DATASET RECORDS:
----------------------------------------

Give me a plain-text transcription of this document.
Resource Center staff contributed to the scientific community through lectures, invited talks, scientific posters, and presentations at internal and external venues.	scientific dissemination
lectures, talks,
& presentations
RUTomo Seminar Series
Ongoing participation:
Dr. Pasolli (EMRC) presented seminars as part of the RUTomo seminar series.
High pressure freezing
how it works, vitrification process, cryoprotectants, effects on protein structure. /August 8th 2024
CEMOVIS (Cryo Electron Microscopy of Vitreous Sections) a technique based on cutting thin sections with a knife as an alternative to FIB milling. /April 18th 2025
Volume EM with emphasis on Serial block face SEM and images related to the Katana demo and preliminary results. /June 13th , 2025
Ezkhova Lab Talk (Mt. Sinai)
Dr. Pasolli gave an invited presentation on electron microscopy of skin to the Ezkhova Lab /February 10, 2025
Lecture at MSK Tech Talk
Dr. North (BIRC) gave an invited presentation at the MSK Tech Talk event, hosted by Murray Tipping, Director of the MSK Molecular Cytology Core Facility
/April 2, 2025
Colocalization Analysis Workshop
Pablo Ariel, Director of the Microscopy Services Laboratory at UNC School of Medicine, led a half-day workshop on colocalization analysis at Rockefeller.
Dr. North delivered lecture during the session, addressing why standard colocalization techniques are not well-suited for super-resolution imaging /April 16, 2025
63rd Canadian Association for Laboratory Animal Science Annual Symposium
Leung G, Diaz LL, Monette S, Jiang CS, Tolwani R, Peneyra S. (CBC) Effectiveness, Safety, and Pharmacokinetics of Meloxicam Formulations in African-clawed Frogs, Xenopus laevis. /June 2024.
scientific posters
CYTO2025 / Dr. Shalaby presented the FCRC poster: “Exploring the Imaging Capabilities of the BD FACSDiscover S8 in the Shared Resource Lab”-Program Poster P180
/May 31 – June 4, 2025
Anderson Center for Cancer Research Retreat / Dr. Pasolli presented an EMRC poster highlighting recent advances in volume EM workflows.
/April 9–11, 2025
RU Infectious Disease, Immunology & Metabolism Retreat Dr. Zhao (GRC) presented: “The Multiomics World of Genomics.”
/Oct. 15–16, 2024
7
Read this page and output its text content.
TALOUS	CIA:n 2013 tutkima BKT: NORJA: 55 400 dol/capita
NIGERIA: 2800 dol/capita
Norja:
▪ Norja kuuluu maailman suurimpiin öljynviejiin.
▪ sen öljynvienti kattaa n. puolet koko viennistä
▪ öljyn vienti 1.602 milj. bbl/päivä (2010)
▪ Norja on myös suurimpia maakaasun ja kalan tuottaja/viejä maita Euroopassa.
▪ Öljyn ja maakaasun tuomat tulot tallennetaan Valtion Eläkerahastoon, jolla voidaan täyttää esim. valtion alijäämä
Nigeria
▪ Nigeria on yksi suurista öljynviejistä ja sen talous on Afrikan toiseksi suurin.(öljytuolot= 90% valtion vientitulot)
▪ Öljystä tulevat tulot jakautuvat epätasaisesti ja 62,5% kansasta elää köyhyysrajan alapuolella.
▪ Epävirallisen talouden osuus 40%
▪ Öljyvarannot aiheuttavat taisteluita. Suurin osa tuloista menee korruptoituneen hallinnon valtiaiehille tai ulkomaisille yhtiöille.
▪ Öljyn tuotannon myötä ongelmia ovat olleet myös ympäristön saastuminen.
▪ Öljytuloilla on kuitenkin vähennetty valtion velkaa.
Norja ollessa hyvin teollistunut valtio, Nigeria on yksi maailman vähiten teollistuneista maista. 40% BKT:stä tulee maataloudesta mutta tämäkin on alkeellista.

----------------------------------------

WORK TO COMPLETE: Show each line of the records above containing "Resource".

TASK RESPONSE:
Resource Center staff contributed to the scientific community through lectures, invited talks, scientific posters, and presentations at internal and external venues.	scientific dissemination
CYTO2025 / Dr. Shalaby presented the FCRC poster: “Exploring the Imaging Capabilities of the BD FACSDiscover S8 in the Shared Resource Lab”-Program Poster P180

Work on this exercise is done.